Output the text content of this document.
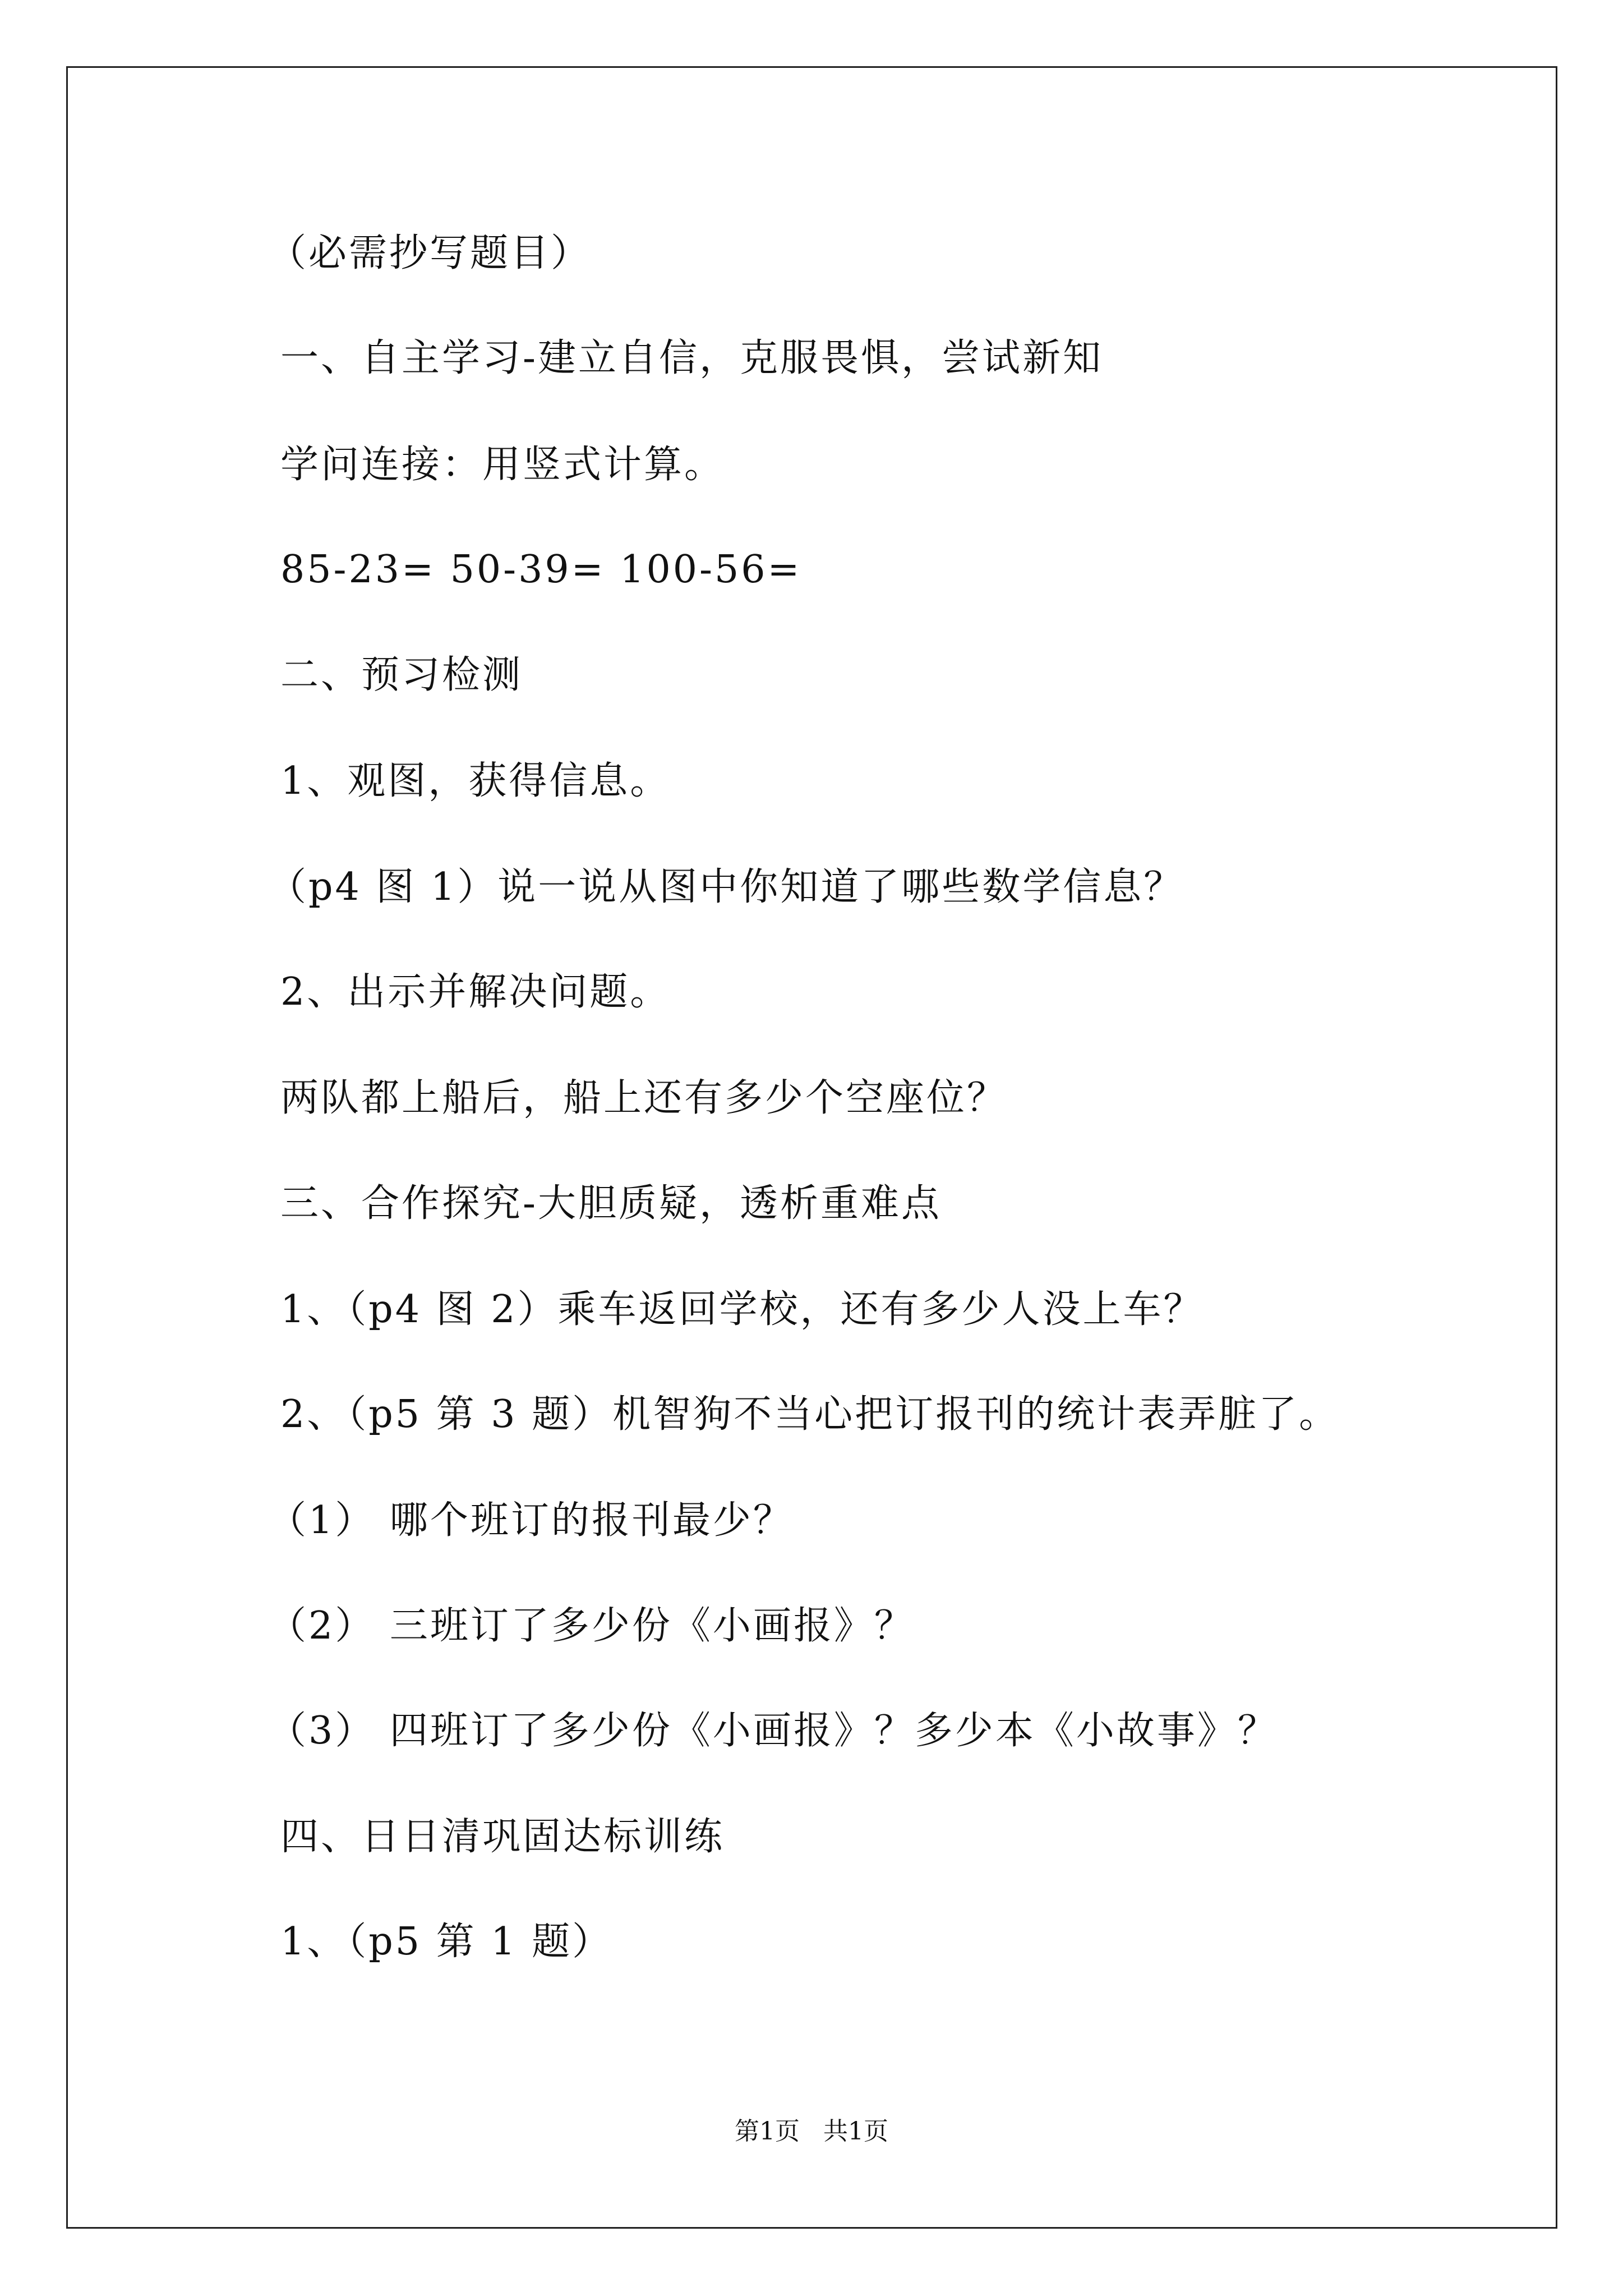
（必需抄写题目）
一、自主学习-建立自信，克服畏惧，尝试新知
学问连接：用竖式计算。
85-23= 50-39= 100-56=
二、预习检测
1、观图，获得信息。
（p4 图 1）说一说从图中你知道了哪些数学信息？
2、出示并解决问题。
两队都上船后，船上还有多少个空座位？
三、合作探究-大胆质疑，透析重难点
1、（p4 图 2）乘车返回学校，还有多少人没上车？
2、（p5 第 3 题）机智狗不当心把订报刊的统计表弄脏了。
（1） 哪个班订的报刊最少？
（2） 三班订了多少份《小画报》？
（3） 四班订了多少份《小画报》？多少本《小故事》？
四、日日清巩固达标训练
1、（p5 第 1 题）
第1页   共1页
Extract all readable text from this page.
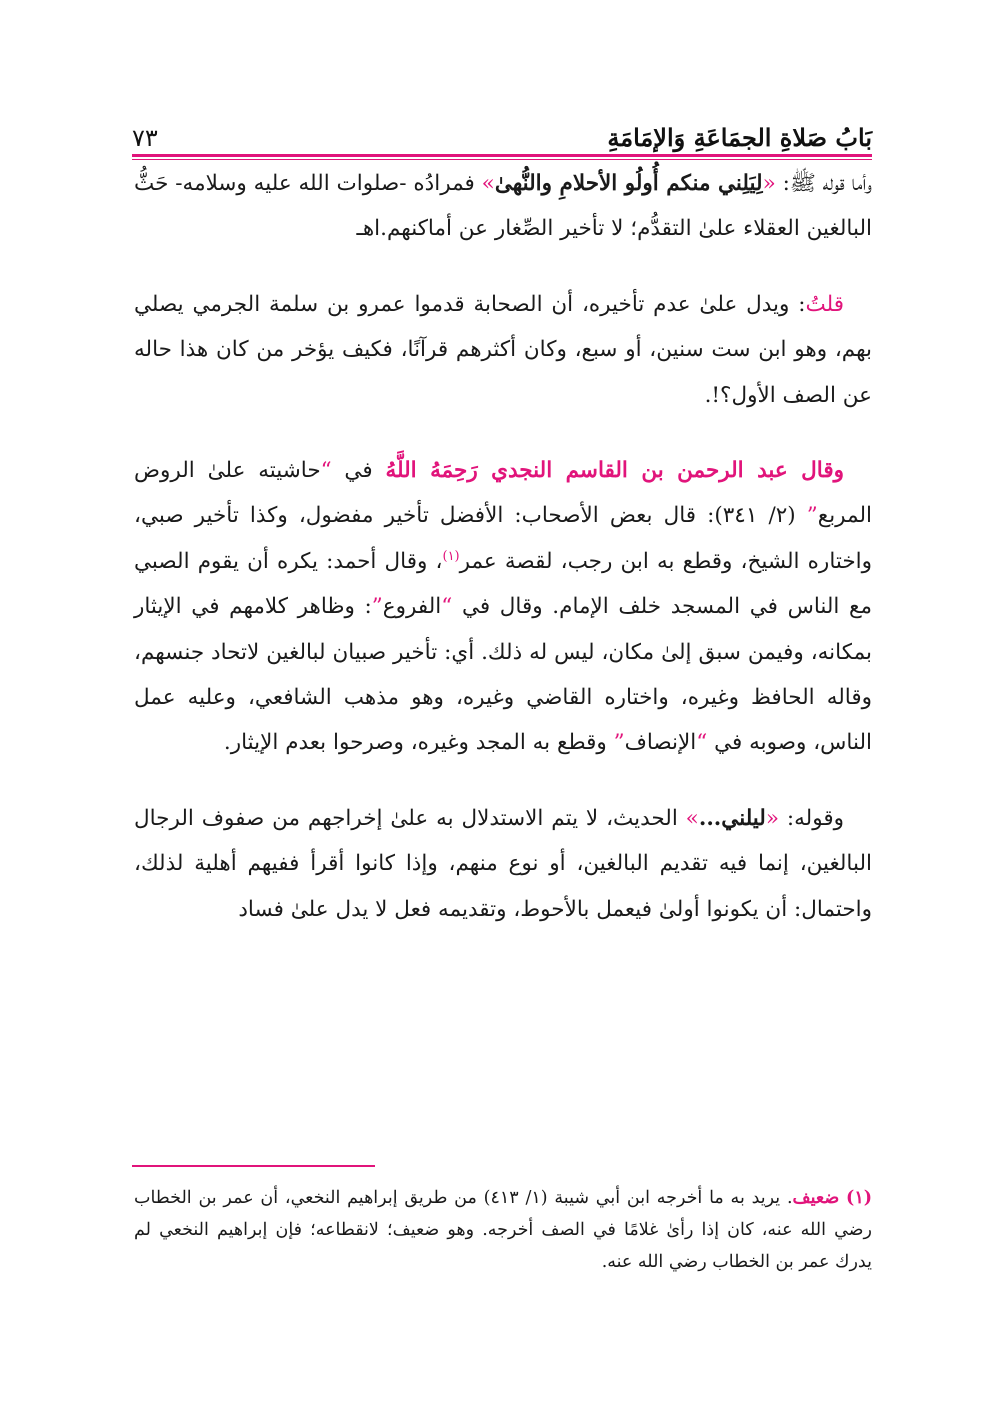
بَابُ صَلاةِ الجمَاعَةِ وَالإمَامَةِ
٧٣

وأما قوله ﷺ: «لِيَلِني منكم أُولُو الأحلامِ والنُّهىٰ» فمرادُه -صلوات الله عليه وسلامه- حَثُّ البالغين العقلاء علىٰ التقدُّم؛ لا تأخير الصِّغار عن أماكنهم.اهـ

قلتُ: ويدل علىٰ عدم تأخيره، أن الصحابة قدموا عمرو بن سلمة الجرمي يصلي بهم، وهو ابن ست سنين، أو سبع، وكان أكثرهم قرآنًا، فكيف يؤخر من كان هذا حاله عن الصف الأول؟!.

وقال عبد الرحمن بن القاسم النجدي رَحِمَهُ اللَّهُ في “حاشيته علىٰ الروض المربع” (٢/ ٣٤١): قال بعض الأصحاب: الأفضل تأخير مفضول، وكذا تأخير صبي، واختاره الشيخ، وقطع به ابن رجب، لقصة عمر$^{(١)}$، وقال أحمد: يكره أن يقوم الصبي مع الناس في المسجد خلف الإمام. وقال في “الفروع”: وظاهر كلامهم في الإيثار بمكانه، وفيمن سبق إلىٰ مكان، ليس له ذلك. أي: تأخير صبيان لبالغين لاتحاد جنسهم، وقاله الحافظ وغيره، واختاره القاضي وغيره، وهو مذهب الشافعي، وعليه عمل الناس، وصوبه في “الإنصاف” وقطع به المجد وغيره، وصرحوا بعدم الإيثار.

وقوله: «ليلني...» الحديث، لا يتم الاستدلال به علىٰ إخراجهم من صفوف الرجال البالغين، إنما فيه تقديم البالغين، أو نوع منهم، وإذا كانوا أقرأ ففيهم أهلية لذلك، واحتمال: أن يكونوا أولىٰ فيعمل بالأحوط، وتقديمه فعل لا يدل علىٰ فساد

(١) ضعيف. يريد به ما أخرجه ابن أبي شيبة (١/ ٤١٣) من طريق إبراهيم النخعي، أن عمر بن الخطاب رضي الله عنه، كان إذا رأىٰ غلامًا في الصف أخرجه. وهو ضعيف؛ لانقطاعه؛ فإن إبراهيم النخعي لم يدرك عمر بن الخطاب رضي الله عنه.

_Written exercise_.
Return all the entries word for word, but omit any pictures they contain.

_Problem solution_.
Output the text content of this document.
（必需抄写题目）
一、自主学习-建立自信，克服畏惧，尝试新知
学问连接：用竖式计算。
85-23= 50-39= 100-56=
二、预习检测
1、观图，获得信息。
（p4 图 1）说一说从图中你知道了哪些数学信息？
2、出示并解决问题。
两队都上船后，船上还有多少个空座位？
三、合作探究-大胆质疑，透析重难点
1、（p4 图 2）乘车返回学校，还有多少人没上车？
2、（p5 第 3 题）机智狗不当心把订报刊的统计表弄脏了。
（1） 哪个班订的报刊最少？
（2） 三班订了多少份《小画报》？
（3） 四班订了多少份《小画报》？多少本《小故事》？
四、日日清巩固达标训练
1、（p5 第 1 题）
第1页   共1页
Extract all readable text from this page.
بَابُ صَلاةِ الجمَاعَةِ وَالإمَامَةِ
٧٣

وأما قوله ﷺ: «لِيَلِني منكم أُولُو الأحلامِ والنُّهىٰ» فمرادُه -صلوات الله عليه وسلامه- حَثُّ البالغين العقلاء علىٰ التقدُّم؛ لا تأخير الصِّغار عن أماكنهم.اهـ

قلتُ: ويدل علىٰ عدم تأخيره، أن الصحابة قدموا عمرو بن سلمة الجرمي يصلي بهم، وهو ابن ست سنين، أو سبع، وكان أكثرهم قرآنًا، فكيف يؤخر من كان هذا حاله عن الصف الأول؟!.

وقال عبد الرحمن بن القاسم النجدي رَحِمَهُ اللَّهُ في “حاشيته علىٰ الروض المربع” (٢/ ٣٤١): قال بعض الأصحاب: الأفضل تأخير مفضول، وكذا تأخير صبي، واختاره الشيخ، وقطع به ابن رجب، لقصة عمر$^{(١)}$، وقال أحمد: يكره أن يقوم الصبي مع الناس في المسجد خلف الإمام. وقال في “الفروع”: وظاهر كلامهم في الإيثار بمكانه، وفيمن سبق إلىٰ مكان، ليس له ذلك. أي: تأخير صبيان لبالغين لاتحاد جنسهم، وقاله الحافظ وغيره، واختاره القاضي وغيره، وهو مذهب الشافعي، وعليه عمل الناس، وصوبه في “الإنصاف” وقطع به المجد وغيره، وصرحوا بعدم الإيثار.

وقوله: «ليلني...» الحديث، لا يتم الاستدلال به علىٰ إخراجهم من صفوف الرجال البالغين، إنما فيه تقديم البالغين، أو نوع منهم، وإذا كانوا أقرأ ففيهم أهلية لذلك، واحتمال: أن يكونوا أولىٰ فيعمل بالأحوط، وتقديمه فعل لا يدل علىٰ فساد

(١) ضعيف. يريد به ما أخرجه ابن أبي شيبة (١/ ٤١٣) من طريق إبراهيم النخعي، أن عمر بن الخطاب رضي الله عنه، كان إذا رأىٰ غلامًا في الصف أخرجه. وهو ضعيف؛ لانقطاعه؛ فإن إبراهيم النخعي لم يدرك عمر بن الخطاب رضي الله عنه.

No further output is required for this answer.